TASK BRIEF: Copy each record exactly as it reads, leaving out any pictures it holds.
==== RECORD EXCERPTS ====
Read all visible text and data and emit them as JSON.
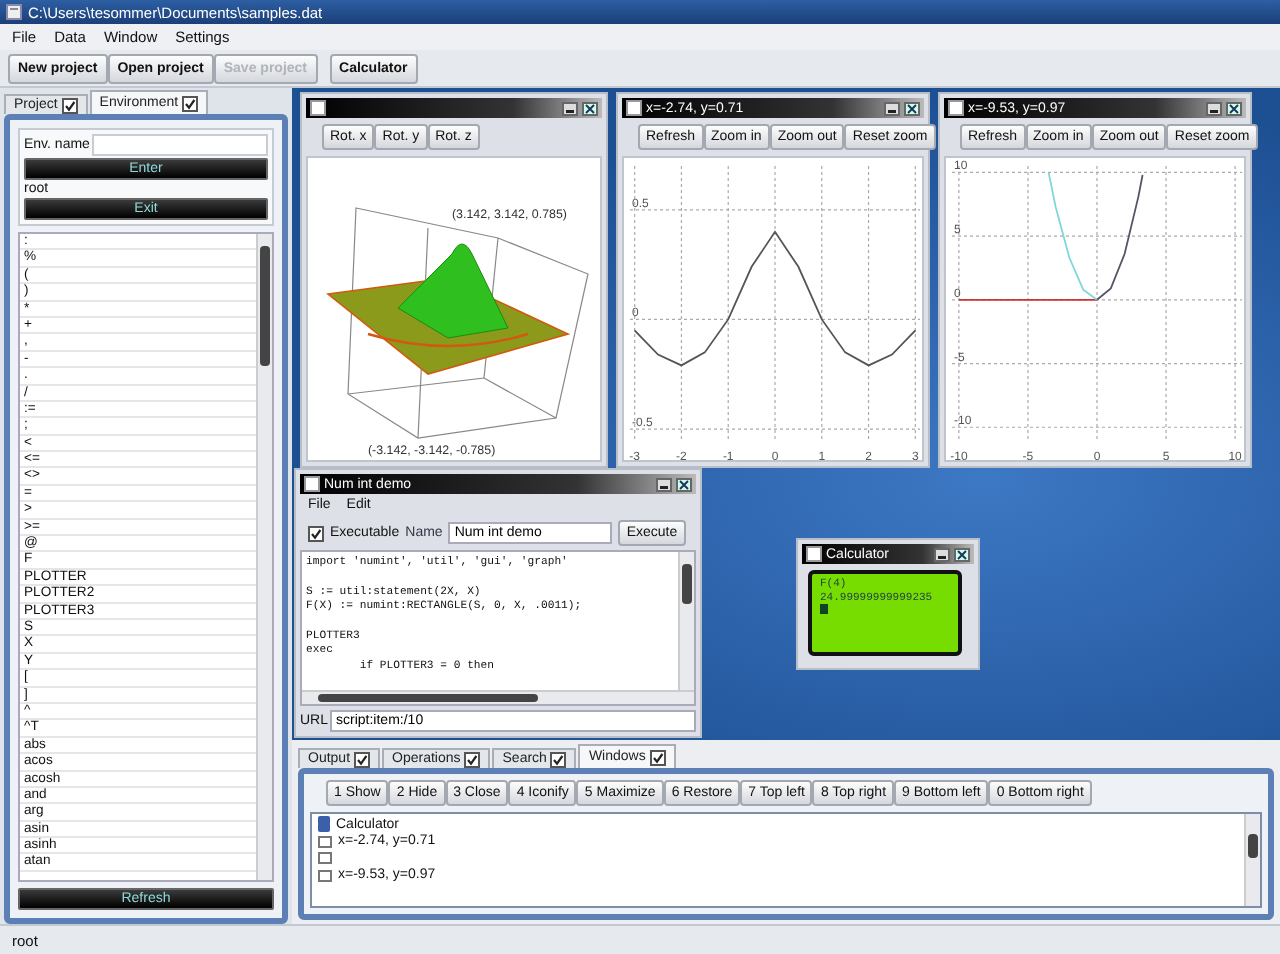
{
  "window": {
    "title": "C:\\Users\\tesommer\\Documents\\samples.dat"
  },
  "menu": [
    {
      "label": "File"
    },
    {
      "label": "Data"
    },
    {
      "label": "Window"
    },
    {
      "label": "Settings"
    }
  ],
  "toolbar": {
    "project_buttons": [
      {
        "label": "New project",
        "disabled": false
      },
      {
        "label": "Open project",
        "disabled": false
      },
      {
        "label": "Save project",
        "disabled": true
      }
    ],
    "tool_buttons": [
      {
        "label": "Calculator",
        "disabled": false
      }
    ]
  },
  "sidebar": {
    "tabs": [
      {
        "label": "Project",
        "checked": true,
        "selected": false
      },
      {
        "label": "Environment",
        "checked": true,
        "selected": true
      }
    ],
    "env_name_label": "Env. name",
    "enter_button": "Enter",
    "current_env": "root",
    "exit_button": "Exit",
    "symbols": [
      ":",
      "%",
      "(",
      ")",
      "*",
      "+",
      ",",
      "-",
      ".",
      "/",
      ":=",
      ";",
      "<",
      "<=",
      "<>",
      "=",
      ">",
      ">=",
      "@",
      "F",
      "PLOTTER",
      "PLOTTER2",
      "PLOTTER3",
      "S",
      "X",
      "Y",
      "[",
      "]",
      "^",
      "^T",
      "abs",
      "acos",
      "acosh",
      "and",
      "arg",
      "asin",
      "asinh",
      "atan"
    ],
    "refresh_button": "Refresh"
  },
  "surface_window": {
    "buttons": [
      "Rot. x",
      "Rot. y",
      "Rot. z"
    ],
    "corner_max": "(3.142, 3.142, 0.785)",
    "corner_min": "(-3.142, -3.142, -0.785)"
  },
  "plot_windows": [
    {
      "title": "x=-2.74,  y=0.71",
      "buttons": [
        "Refresh",
        "Zoom in",
        "Zoom out",
        "Reset zoom"
      ],
      "chart_data": {
        "type": "line",
        "x": [
          -3,
          -2.5,
          -2,
          -1.5,
          -1,
          -0.5,
          0,
          0.5,
          1,
          1.5,
          2,
          2.5,
          3
        ],
        "series": [
          {
            "color": "#555555",
            "values": [
              -0.05,
              -0.16,
              -0.21,
              -0.15,
              0,
              0.24,
              0.4,
              0.24,
              0,
              -0.15,
              -0.21,
              -0.16,
              -0.05
            ]
          }
        ],
        "grid": true,
        "xlim": [
          -3.1,
          3.1
        ],
        "ylim": [
          -0.55,
          0.7
        ],
        "xticks": [
          -3,
          -2,
          -1,
          0,
          1,
          2,
          3
        ],
        "yticks": [
          -0.5,
          0,
          0.5
        ]
      }
    },
    {
      "title": "x=-9.53,  y=0.97",
      "buttons": [
        "Refresh",
        "Zoom in",
        "Zoom out",
        "Reset zoom"
      ],
      "chart_data": {
        "type": "line",
        "x": [
          -10,
          -5,
          -3.5,
          -3,
          -2,
          -1,
          0,
          1,
          2,
          3,
          3.3
        ],
        "series": [
          {
            "color": "#cc3333",
            "values": [
              0,
              0,
              0,
              0,
              0,
              0,
              0,
              null,
              null,
              null,
              null
            ]
          },
          {
            "color": "#7fd8d8",
            "values": [
              null,
              null,
              10,
              7.3,
              3.3,
              0.8,
              0,
              null,
              null,
              null,
              null
            ]
          },
          {
            "color": "#555566",
            "values": [
              null,
              null,
              null,
              null,
              null,
              null,
              0,
              0.9,
              3.6,
              8.1,
              9.8
            ]
          }
        ],
        "grid": true,
        "xlim": [
          -10.5,
          10.5
        ],
        "ylim": [
          -11,
          10.5
        ],
        "xticks": [
          -10,
          -5,
          0,
          5,
          10
        ],
        "yticks": [
          -10,
          -5,
          0,
          5,
          10
        ]
      }
    }
  ],
  "script_window": {
    "title": "Num int demo",
    "menu": [
      "File",
      "Edit"
    ],
    "executable": {
      "label": "Executable",
      "checked": true
    },
    "name_label": "Name",
    "name_value": "Num int demo",
    "execute_button": "Execute",
    "code": "import 'numint', 'util', 'gui', 'graph'\n\nS := util:statement(2X, X)\nF(X) := numint:RECTANGLE(S, 0, X, .0011);\n\nPLOTTER3\nexec\n        if PLOTTER3 = 0 then",
    "url_label": "URL",
    "url_value": "script:item:/10"
  },
  "calculator": {
    "title": "Calculator",
    "display": [
      "F(4)",
      "24.99999999999235"
    ]
  },
  "bottom_panel": {
    "tabs": [
      {
        "label": "Output",
        "checked": true,
        "selected": false
      },
      {
        "label": "Operations",
        "checked": true,
        "selected": false
      },
      {
        "label": "Search",
        "checked": true,
        "selected": false
      },
      {
        "label": "Windows",
        "checked": true,
        "selected": true
      }
    ],
    "buttons": [
      "1 Show",
      "2 Hide",
      "3 Close",
      "4 Iconify",
      "5 Maximize",
      "6 Restore",
      "7 Top left",
      "8 Top right",
      "9 Bottom left",
      "0 Bottom right"
    ],
    "window_list": [
      {
        "kind": "calculator",
        "title": "Calculator"
      },
      {
        "kind": "window",
        "title": "x=-2.74,  y=0.71"
      },
      {
        "kind": "window"
      },
      {
        "kind": "window",
        "title": "x=-9.53,  y=0.97"
      }
    ]
  },
  "status_bar": "root"
}
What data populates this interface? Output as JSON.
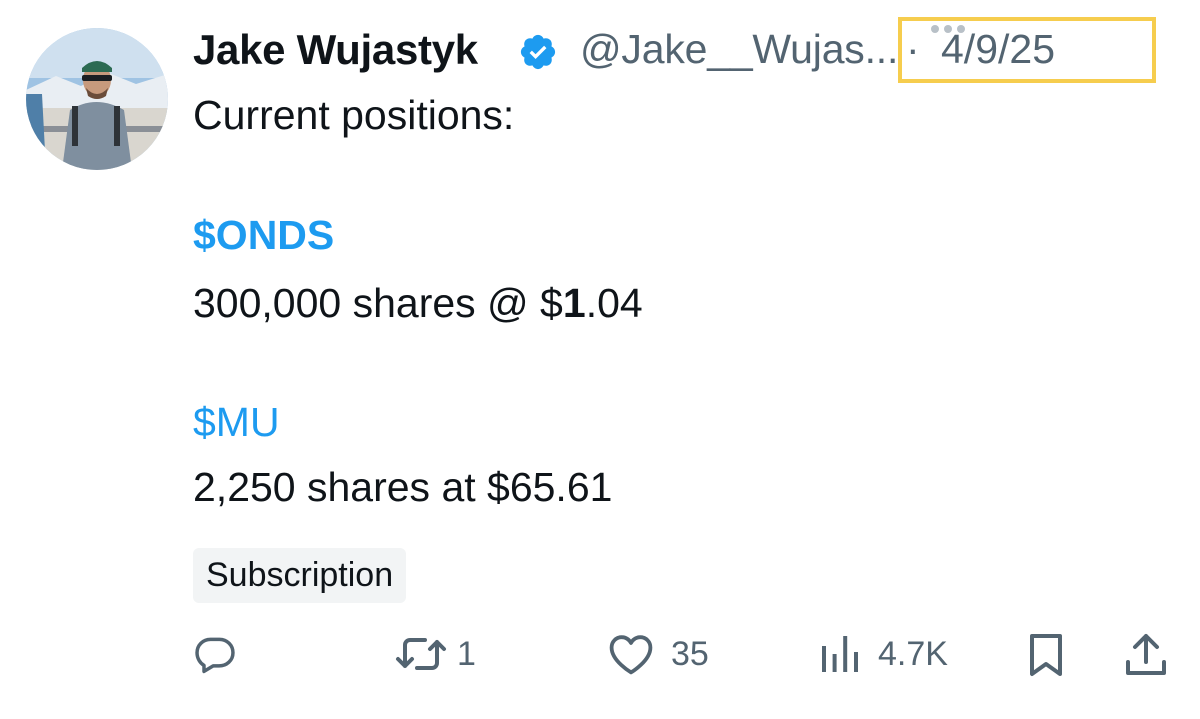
{
  "author": {
    "display_name": "Jake Wujastyk",
    "handle": "@Jake__Wujas...",
    "verified_icon": "verified-badge-icon",
    "timestamp_separator": "·",
    "timestamp": "4/9/25"
  },
  "post": {
    "intro": "Current positions:",
    "positions": [
      {
        "ticker": "$ONDS",
        "prefix": "300,000 shares @ $",
        "bold": "1",
        "suffix": ".04"
      },
      {
        "ticker": "$MU",
        "text": "2,250 shares at $65.61"
      }
    ],
    "tag": "Subscription"
  },
  "actions": {
    "reply": {
      "icon": "reply-icon",
      "count": ""
    },
    "repost": {
      "icon": "repost-icon",
      "count": "1"
    },
    "like": {
      "icon": "heart-icon",
      "count": "35"
    },
    "views": {
      "icon": "views-icon",
      "count": "4.7K"
    },
    "bookmark": {
      "icon": "bookmark-icon"
    },
    "share": {
      "icon": "share-icon"
    }
  },
  "colors": {
    "link": "#1d9bf0",
    "secondary_text": "#536471",
    "highlight_box": "#f6cd4e"
  }
}
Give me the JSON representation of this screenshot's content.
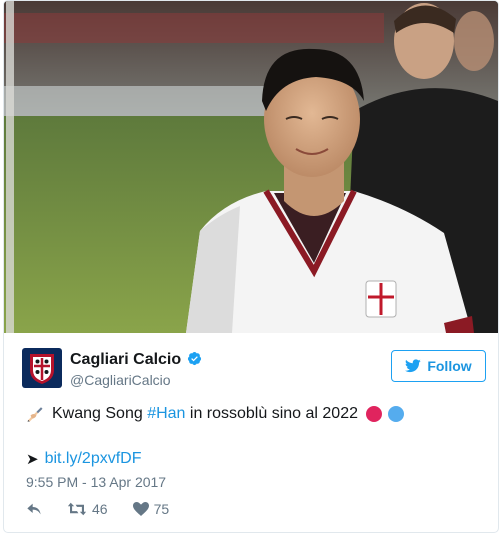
====
WRITTEN RESPONSE:
Read all visible text and data and emit them as JSON.
{
  "window": {
    "title": "C:\\Users\\tesommer\\Documents\\samples.dat"
  },
  "menu": [
    {
      "label": "File"
    },
    {
      "label": "Data"
    },
    {
      "label": "Window"
    },
    {
      "label": "Settings"
    }
  ],
  "toolbar": {
    "project_buttons": [
      {
        "label": "New project",
        "disabled": false
      },
      {
        "label": "Open project",
        "disabled": false
      },
      {
        "label": "Save project",
        "disabled": true
      }
    ],
    "tool_buttons": [
      {
        "label": "Calculator",
        "disabled": false
      }
    ]
  },
  "sidebar": {
    "tabs": [
      {
        "label": "Project",
        "checked": true,
        "selected": false
      },
      {
        "label": "Environment",
        "checked": true,
        "selected": true
      }
    ],
    "env_name_label": "Env. name",
    "enter_button": "Enter",
    "current_env": "root",
    "exit_button": "Exit",
    "symbols": [
      ":",
      "%",
      "(",
      ")",
      "*",
      "+",
      ",",
      "-",
      ".",
      "/",
      ":=",
      ";",
      "<",
      "<=",
      "<>",
      "=",
      ">",
      ">=",
      "@",
      "F",
      "PLOTTER",
      "PLOTTER2",
      "PLOTTER3",
      "S",
      "X",
      "Y",
      "[",
      "]",
      "^",
      "^T",
      "abs",
      "acos",
      "acosh",
      "and",
      "arg",
      "asin",
      "asinh",
      "atan"
    ],
    "refresh_button": "Refresh"
  },
  "surface_window": {
    "buttons": [
      "Rot. x",
      "Rot. y",
      "Rot. z"
    ],
    "corner_max": "(3.142, 3.142, 0.785)",
    "corner_min": "(-3.142, -3.142, -0.785)"
  },
  "plot_windows": [
    {
      "title": "x=-2.74,  y=0.71",
      "buttons": [
        "Refresh",
        "Zoom in",
        "Zoom out",
        "Reset zoom"
      ],
      "chart_data": {
        "type": "line",
        "x": [
          -3,
          -2.5,
          -2,
          -1.5,
          -1,
          -0.5,
          0,
          0.5,
          1,
          1.5,
          2,
          2.5,
          3
        ],
        "series": [
          {
            "color": "#555555",
            "values": [
              -0.05,
              -0.16,
              -0.21,
              -0.15,
              0,
              0.24,
              0.4,
              0.24,
              0,
              -0.15,
              -0.21,
              -0.16,
              -0.05
            ]
          }
        ],
        "grid": true,
        "xlim": [
          -3.1,
          3.1
        ],
        "ylim": [
          -0.55,
          0.7
        ],
        "xticks": [
          -3,
          -2,
          -1,
          0,
          1,
          2,
          3
        ],
        "yticks": [
          -0.5,
          0,
          0.5
        ]
      }
    },
    {
      "title": "x=-9.53,  y=0.97",
      "buttons": [
        "Refresh",
        "Zoom in",
        "Zoom out",
        "Reset zoom"
      ],
      "chart_data": {
        "type": "line",
        "x": [
          -10,
          -5,
          -3.5,
          -3,
          -2,
          -1,
          0,
          1,
          2,
          3,
          3.3
        ],
        "series": [
          {
            "color": "#cc3333",
            "values": [
              0,
              0,
              0,
              0,
              0,
              0,
              0,
              null,
              null,
              null,
              null
            ]
          },
          {
            "color": "#7fd8d8",
            "values": [
              null,
              null,
              10,
              7.3,
              3.3,
              0.8,
              0,
              null,
              null,
              null,
              null
            ]
          },
          {
            "color": "#555566",
            "values": [
              null,
              null,
              null,
              null,
              null,
              null,
              0,
              0.9,
              3.6,
              8.1,
              9.8
            ]
          }
        ],
        "grid": true,
        "xlim": [
          -10.5,
          10.5
        ],
        "ylim": [
          -11,
          10.5
        ],
        "xticks": [
          -10,
          -5,
          0,
          5,
          10
        ],
        "yticks": [
          -10,
          -5,
          0,
          5,
          10
        ]
      }
    }
  ],
  "script_window": {
    "title": "Num int demo",
    "menu": [
      "File",
      "Edit"
    ],
    "executable": {
      "label": "Executable",
      "checked": true
    },
    "name_label": "Name",
    "name_value": "Num int demo",
    "execute_button": "Execute",
    "code": "import 'numint', 'util', 'gui', 'graph'\n\nS := util:statement(2X, X)\nF(X) := numint:RECTANGLE(S, 0, X, .0011);\n\nPLOTTER3\nexec\n        if PLOTTER3 = 0 then",
    "url_label": "URL",
    "url_value": "script:item:/10"
  },
  "calculator": {
    "title": "Calculator",
    "display": [
      "F(4)",
      "24.99999999999235"
    ]
  },
  "bottom_panel": {
    "tabs": [
      {
        "label": "Output",
        "checked": true,
        "selected": false
      },
      {
        "label": "Operations",
        "checked": true,
        "selected": false
      },
      {
        "label": "Search",
        "checked": true,
        "selected": false
      },
      {
        "label": "Windows",
        "checked": true,
        "selected": true
      }
    ],
    "buttons": [
      "1 Show",
      "2 Hide",
      "3 Close",
      "4 Iconify",
      "5 Maximize",
      "6 Restore",
      "7 Top left",
      "8 Top right",
      "9 Bottom left",
      "0 Bottom right"
    ],
    "window_list": [
      {
        "kind": "calculator",
        "title": "Calculator"
      },
      {
        "kind": "window",
        "title": "x=-2.74,  y=0.71"
      },
      {
        "kind": "window"
      },
      {
        "kind": "window",
        "title": "x=-9.53,  y=0.97"
      }
    ]
  },
  "status_bar": "root"
}
What data populates this interface? Output as JSON.
{
  "author": {
    "display_name": "Jake Wujastyk",
    "handle": "@Jake__Wujas...",
    "verified_icon": "verified-badge-icon",
    "timestamp_separator": "·",
    "timestamp": "4/9/25"
  },
  "post": {
    "intro": "Current positions:",
    "positions": [
      {
        "ticker": "$ONDS",
        "prefix": "300,000 shares @ $",
        "bold": "1",
        "suffix": ".04"
      },
      {
        "ticker": "$MU",
        "text": "2,250 shares at $65.61"
      }
    ],
    "tag": "Subscription"
  },
  "actions": {
    "reply": {
      "icon": "reply-icon",
      "count": ""
    },
    "repost": {
      "icon": "repost-icon",
      "count": "1"
    },
    "like": {
      "icon": "heart-icon",
      "count": "35"
    },
    "views": {
      "icon": "views-icon",
      "count": "4.7K"
    },
    "bookmark": {
      "icon": "bookmark-icon"
    },
    "share": {
      "icon": "share-icon"
    }
  },
  "colors": {
    "link": "#1d9bf0",
    "secondary_text": "#536471",
    "highlight_box": "#f6cd4e"
  }
}
Give me the JSON representation of this screenshot's content.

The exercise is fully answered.